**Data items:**
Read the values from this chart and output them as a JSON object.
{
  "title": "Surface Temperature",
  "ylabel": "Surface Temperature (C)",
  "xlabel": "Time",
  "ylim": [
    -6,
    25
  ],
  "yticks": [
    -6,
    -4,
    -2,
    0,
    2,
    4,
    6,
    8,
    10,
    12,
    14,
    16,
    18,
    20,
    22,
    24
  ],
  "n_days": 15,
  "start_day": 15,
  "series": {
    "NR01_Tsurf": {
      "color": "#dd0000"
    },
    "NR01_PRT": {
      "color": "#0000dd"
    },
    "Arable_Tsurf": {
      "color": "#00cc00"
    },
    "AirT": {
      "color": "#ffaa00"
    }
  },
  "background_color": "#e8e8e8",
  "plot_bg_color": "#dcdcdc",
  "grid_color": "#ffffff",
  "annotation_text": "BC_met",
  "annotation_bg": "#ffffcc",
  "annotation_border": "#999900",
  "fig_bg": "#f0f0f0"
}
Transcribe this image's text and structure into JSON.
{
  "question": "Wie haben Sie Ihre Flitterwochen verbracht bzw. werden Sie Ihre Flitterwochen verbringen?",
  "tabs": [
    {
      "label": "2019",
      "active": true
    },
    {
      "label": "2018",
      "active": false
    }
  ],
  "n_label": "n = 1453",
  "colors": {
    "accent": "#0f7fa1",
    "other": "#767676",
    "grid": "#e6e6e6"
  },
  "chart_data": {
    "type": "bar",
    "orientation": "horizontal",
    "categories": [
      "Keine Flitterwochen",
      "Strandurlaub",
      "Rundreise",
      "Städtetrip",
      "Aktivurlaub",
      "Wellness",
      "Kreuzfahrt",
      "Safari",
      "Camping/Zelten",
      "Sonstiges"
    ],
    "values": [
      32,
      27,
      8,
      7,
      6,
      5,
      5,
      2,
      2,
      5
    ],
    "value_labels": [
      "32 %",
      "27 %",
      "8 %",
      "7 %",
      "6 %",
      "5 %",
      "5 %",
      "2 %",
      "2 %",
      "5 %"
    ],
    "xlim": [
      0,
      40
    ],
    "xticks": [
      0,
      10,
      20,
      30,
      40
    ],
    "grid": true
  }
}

**OBJECTIVE:** The records above need to be transcribed in full. Keep every character unchanged.

**OUTPUT FOR THIS EXERCISE:**
Read the values from this chart and output them as a JSON object.
{
  "title": "Surface Temperature",
  "ylabel": "Surface Temperature (C)",
  "xlabel": "Time",
  "ylim": [
    -6,
    25
  ],
  "yticks": [
    -6,
    -4,
    -2,
    0,
    2,
    4,
    6,
    8,
    10,
    12,
    14,
    16,
    18,
    20,
    22,
    24
  ],
  "n_days": 15,
  "start_day": 15,
  "series": {
    "NR01_Tsurf": {
      "color": "#dd0000"
    },
    "NR01_PRT": {
      "color": "#0000dd"
    },
    "Arable_Tsurf": {
      "color": "#00cc00"
    },
    "AirT": {
      "color": "#ffaa00"
    }
  },
  "background_color": "#e8e8e8",
  "plot_bg_color": "#dcdcdc",
  "grid_color": "#ffffff",
  "annotation_text": "BC_met",
  "annotation_bg": "#ffffcc",
  "annotation_border": "#999900",
  "fig_bg": "#f0f0f0"
}
Transcribe this image's text and structure into JSON.
{
  "question": "Wie haben Sie Ihre Flitterwochen verbracht bzw. werden Sie Ihre Flitterwochen verbringen?",
  "tabs": [
    {
      "label": "2019",
      "active": true
    },
    {
      "label": "2018",
      "active": false
    }
  ],
  "n_label": "n = 1453",
  "colors": {
    "accent": "#0f7fa1",
    "other": "#767676",
    "grid": "#e6e6e6"
  },
  "chart_data": {
    "type": "bar",
    "orientation": "horizontal",
    "categories": [
      "Keine Flitterwochen",
      "Strandurlaub",
      "Rundreise",
      "Städtetrip",
      "Aktivurlaub",
      "Wellness",
      "Kreuzfahrt",
      "Safari",
      "Camping/Zelten",
      "Sonstiges"
    ],
    "values": [
      32,
      27,
      8,
      7,
      6,
      5,
      5,
      2,
      2,
      5
    ],
    "value_labels": [
      "32 %",
      "27 %",
      "8 %",
      "7 %",
      "6 %",
      "5 %",
      "5 %",
      "2 %",
      "2 %",
      "5 %"
    ],
    "xlim": [
      0,
      40
    ],
    "xticks": [
      0,
      10,
      20,
      30,
      40
    ],
    "grid": true
  }
}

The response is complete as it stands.